● **Kurze Aufgabe**: Führe den folgenden Text zur Strafbarkeit nach § 9 FreizügG/EU im selben Stil weiter, beginnend nach seinem letzten Satz.
== Zitierter Text
2. Gegen den Beschuldigten besteht aber auch kein Verdacht, eine Straftat nach § 9 FreizügG/EU begangen zu haben. Der Tatbestand des § 9 FreizügG/EU ist nicht erfüllt, da der Beschuldigte nicht entgegen § 7 Abs. 2 Satz 1 FreizügG/EU in das Bundesgebiet eingereist ist oder sich darin aufgehalten hat. Denn der Beschuldigte hat nicht sein Freizügigkeitsrecht nach § 6 Abs. 1 oder Abs. 3 FreizügG/EU verloren. An einer entsprechenden Feststellung der Ausländerbehörde, dass der Beschuldigte sein gemäß § 2 Abs. 1 FreizügG/EU bestehendes Freizügigkeitsrecht verloren hat, fehlt es.

Die Verfügung der Behörde für Inneres der Freien und Hansestadt Hamburg vom 22. April 2005, mit welcher ihm gemäß § 58 Abs. 2 AufenthG die Abschiebung aus dem Bundesgebiet angedroht und ihm eine Ausreisefrist gesetzt worden ist, enthält diese Feststellung nicht. In der Begründung dieser Verfügung heißt es lediglich, der Beschuldigte könne sich auf die Freizügigkeit nach dem FreizügG/EU nicht berufen, denn er habe die Freizügigkeitsrechte zu keinem Zeitpunkt geltend gemacht. Die Behörde verkennt hierbei, dass nach der Systematik des FreizügG/EU das Freizügigkeitsrecht vom Betroffenen nicht dargetan zu werden braucht (vgl. hierzu Hess. VGH a.a.O.).

Der Tatbestand des § 9 FreizügG/EU ist auch nicht dadurch erfüllt, dass der Beschuldigte rechtskräftig durch Bescheid der Freie und Hansestadt Hamburg vom 7. Oktober 2003 aus der Bundesrepublik ausgewiesen worden ist. Denn dieser Bescheid ist auf der Rechtsgrundlage der damals geltenden §§ 45, 46 Nr. 2 AuslG ergangen, wobei die Modifizierungen, die sich aus § 12 Abs. 1 Satz 1, Abs. 2, Abs. 3 Satz 1 und Abs. 4 AufenthaltsG/EWG ergeben haben, bei der Entscheidung berücksichtigt worden sind.

Wie oben dargestellt, setzt § 9 FreizügG/EU tatbestandlich ein Einreiseverbot nach § 7 Abs. 2 FreizügG/EU voraus, der wiederum an einen Verlust des Freizügigkeitsrechtes nach § 6 FreizügG/EU anknüpft.

Die Vorschrift des § 9 FreizügG/EU entspricht damit dem Bestimmtheitsgrundsatz des Art. 103 Abs. 2 G.
====
== Zeilen
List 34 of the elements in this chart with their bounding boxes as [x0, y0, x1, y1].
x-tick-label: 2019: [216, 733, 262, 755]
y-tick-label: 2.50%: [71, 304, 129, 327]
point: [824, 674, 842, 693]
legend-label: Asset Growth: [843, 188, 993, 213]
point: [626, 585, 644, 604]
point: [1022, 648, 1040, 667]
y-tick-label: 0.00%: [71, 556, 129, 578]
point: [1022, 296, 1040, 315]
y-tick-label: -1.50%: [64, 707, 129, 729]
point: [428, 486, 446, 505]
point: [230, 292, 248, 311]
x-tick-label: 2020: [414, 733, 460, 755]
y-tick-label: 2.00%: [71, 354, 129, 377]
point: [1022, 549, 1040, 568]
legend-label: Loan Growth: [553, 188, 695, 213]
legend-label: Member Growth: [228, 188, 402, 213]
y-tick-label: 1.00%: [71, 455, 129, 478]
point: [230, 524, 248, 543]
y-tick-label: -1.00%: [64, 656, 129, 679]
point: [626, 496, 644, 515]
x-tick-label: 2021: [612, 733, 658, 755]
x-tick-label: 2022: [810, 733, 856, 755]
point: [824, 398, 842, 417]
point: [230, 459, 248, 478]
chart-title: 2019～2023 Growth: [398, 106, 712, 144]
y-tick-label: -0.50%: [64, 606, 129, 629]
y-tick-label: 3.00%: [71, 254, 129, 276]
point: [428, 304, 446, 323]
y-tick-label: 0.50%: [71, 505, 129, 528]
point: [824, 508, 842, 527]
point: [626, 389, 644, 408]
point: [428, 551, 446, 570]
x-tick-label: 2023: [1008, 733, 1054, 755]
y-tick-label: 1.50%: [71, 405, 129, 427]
====
● **Endgültige Antwort**:
Die Besonderheit des § 9 FreizügG/Eu ist nämlich wie im übrigen Ausländerstrafrecht darin zu sehen, dass die Strafbarkeit an einen verwaltungsrechtlichen Sachverhalt anknüpft, sog. Verwaltungsakzessorietät. Art. 103 GG enthält die Verpflichtung des Gesetzgebers, die Voraussetzungen der Strafbarkeit so konkret zu umschreiben, dass Tragweite und Anwendungsbereich der Straftatbestände zu erkennen sind und sich durch Auslegung ermitteln lassen, BVerfGE 78, 374,381 ff.. Diese Verpflichtung dient dem Zweck, den Normadressaten rechtsstaatlich zu schützen. Er soll vorhersehen können, welches Verhalten verboten und mit Strafe bedroht ist. Daneben soll der Bestimmtheitsgrundsatz sicherstellen, dass der Gesetzgeber selbst über die Strafbarkeit entscheidet.

Die Strafvorschrift regelt nicht ausdrücklich die Strafbarkeit des EU-Bürgers, der vor dem 1. Januar 2005 auf der Rechtsgrundlage der §§ 45, 46 AuslG seine Aufenthaltsberechtigung im Bundesgebiet verloren hat und für den - nach der Rechtsprechung des Hamburgischen Oberverwaltungsgerichts - ein Einreiseverbot gemäß § 11 AufenthG besteht. Die Ausweisung eines Unionsbürgers aufgrund der §§ 45, 46 AuslG, 12 AufenthaltsG/EWG steht einer Aberkennung des Freizügigkeitsrechts nach § 6 FreizügigG/Eu auch nicht gleich. Die gesetzlichen Regelungen, die bis Ende 2004 gegolten haben, unterscheiden sich nach dem Wortlaut von den gesetzlichen Anforderungen, die § 6 FreizügG/EU an den Verlust des Freizügigkeitsrechtes stellt. Nach der früheren Rechtslage verwies § 12 Abs. 1 Satz 1 AufenthaltsG/EWG auf die aufenthaltsbeschränkende Maßnahme der Ausweisung nach dem Ausländergesetz.

Nach § 45 AuslG konnte ein Ausländer ausgewiesen werden, wenn sein Aufenthalt die öffentliche Sicherheit und Ordnung der Bundesrepublik Deutschland beeinträchtigte. Vorliegend wurde dies bejaht, da der Beschuldigte einen nicht nur vereinzelten oder geringfügigen Verstoß gegen Rechtsvorschriften begangen hatte, § 46 Nr. 2 AuslG.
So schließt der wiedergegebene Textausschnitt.